Exercise objective. Below is a block of records; repeat each one exactly.

Records to process.
□ □ □ □

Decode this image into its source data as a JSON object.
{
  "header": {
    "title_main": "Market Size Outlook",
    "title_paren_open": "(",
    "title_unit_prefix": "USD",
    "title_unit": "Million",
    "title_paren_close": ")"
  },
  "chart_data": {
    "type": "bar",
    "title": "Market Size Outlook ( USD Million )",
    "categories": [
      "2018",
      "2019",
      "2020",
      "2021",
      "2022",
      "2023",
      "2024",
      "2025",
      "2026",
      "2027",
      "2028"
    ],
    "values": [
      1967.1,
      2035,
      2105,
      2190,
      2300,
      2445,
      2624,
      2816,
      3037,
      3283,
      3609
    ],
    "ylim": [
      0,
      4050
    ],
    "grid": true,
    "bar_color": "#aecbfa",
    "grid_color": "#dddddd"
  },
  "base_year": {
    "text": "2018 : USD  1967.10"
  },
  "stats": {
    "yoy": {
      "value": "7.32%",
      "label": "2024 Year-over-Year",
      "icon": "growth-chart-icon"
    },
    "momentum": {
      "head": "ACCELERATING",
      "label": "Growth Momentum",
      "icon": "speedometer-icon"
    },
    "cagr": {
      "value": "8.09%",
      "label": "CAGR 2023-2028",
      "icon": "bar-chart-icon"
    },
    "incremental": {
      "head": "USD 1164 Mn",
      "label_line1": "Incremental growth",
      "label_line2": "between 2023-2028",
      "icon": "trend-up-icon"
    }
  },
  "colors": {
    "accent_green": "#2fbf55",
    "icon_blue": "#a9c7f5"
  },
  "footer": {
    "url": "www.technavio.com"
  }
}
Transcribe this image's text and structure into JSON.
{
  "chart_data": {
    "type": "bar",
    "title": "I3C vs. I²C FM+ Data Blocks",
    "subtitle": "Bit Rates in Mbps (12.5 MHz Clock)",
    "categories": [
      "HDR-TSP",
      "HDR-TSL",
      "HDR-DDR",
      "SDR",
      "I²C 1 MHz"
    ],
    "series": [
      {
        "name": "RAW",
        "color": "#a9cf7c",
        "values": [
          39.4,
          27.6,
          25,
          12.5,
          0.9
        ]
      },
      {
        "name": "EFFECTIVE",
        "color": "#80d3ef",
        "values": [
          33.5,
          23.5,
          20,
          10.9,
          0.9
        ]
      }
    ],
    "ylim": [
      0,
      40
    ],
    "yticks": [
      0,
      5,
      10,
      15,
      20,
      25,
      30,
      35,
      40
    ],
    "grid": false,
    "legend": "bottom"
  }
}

□ □ □ □

Response to the exercise.
Decode this image into its source data as a JSON object.
{
  "header": {
    "title_main": "Market Size Outlook",
    "title_paren_open": "(",
    "title_unit_prefix": "USD",
    "title_unit": "Million",
    "title_paren_close": ")"
  },
  "chart_data": {
    "type": "bar",
    "title": "Market Size Outlook ( USD Million )",
    "categories": [
      "2018",
      "2019",
      "2020",
      "2021",
      "2022",
      "2023",
      "2024",
      "2025",
      "2026",
      "2027",
      "2028"
    ],
    "values": [
      1967.1,
      2035,
      2105,
      2190,
      2300,
      2445,
      2624,
      2816,
      3037,
      3283,
      3609
    ],
    "ylim": [
      0,
      4050
    ],
    "grid": true,
    "bar_color": "#aecbfa",
    "grid_color": "#dddddd"
  },
  "base_year": {
    "text": "2018 : USD  1967.10"
  },
  "stats": {
    "yoy": {
      "value": "7.32%",
      "label": "2024 Year-over-Year",
      "icon": "growth-chart-icon"
    },
    "momentum": {
      "head": "ACCELERATING",
      "label": "Growth Momentum",
      "icon": "speedometer-icon"
    },
    "cagr": {
      "value": "8.09%",
      "label": "CAGR 2023-2028",
      "icon": "bar-chart-icon"
    },
    "incremental": {
      "head": "USD 1164 Mn",
      "label_line1": "Incremental growth",
      "label_line2": "between 2023-2028",
      "icon": "trend-up-icon"
    }
  },
  "colors": {
    "accent_green": "#2fbf55",
    "icon_blue": "#a9c7f5"
  },
  "footer": {
    "url": "www.technavio.com"
  }
}
Transcribe this image's text and structure into JSON.
{
  "chart_data": {
    "type": "bar",
    "title": "I3C vs. I²C FM+ Data Blocks",
    "subtitle": "Bit Rates in Mbps (12.5 MHz Clock)",
    "categories": [
      "HDR-TSP",
      "HDR-TSL",
      "HDR-DDR",
      "SDR",
      "I²C 1 MHz"
    ],
    "series": [
      {
        "name": "RAW",
        "color": "#a9cf7c",
        "values": [
          39.4,
          27.6,
          25,
          12.5,
          0.9
        ]
      },
      {
        "name": "EFFECTIVE",
        "color": "#80d3ef",
        "values": [
          33.5,
          23.5,
          20,
          10.9,
          0.9
        ]
      }
    ],
    "ylim": [
      0,
      40
    ],
    "yticks": [
      0,
      5,
      10,
      15,
      20,
      25,
      30,
      35,
      40
    ],
    "grid": false,
    "legend": "bottom"
  }
}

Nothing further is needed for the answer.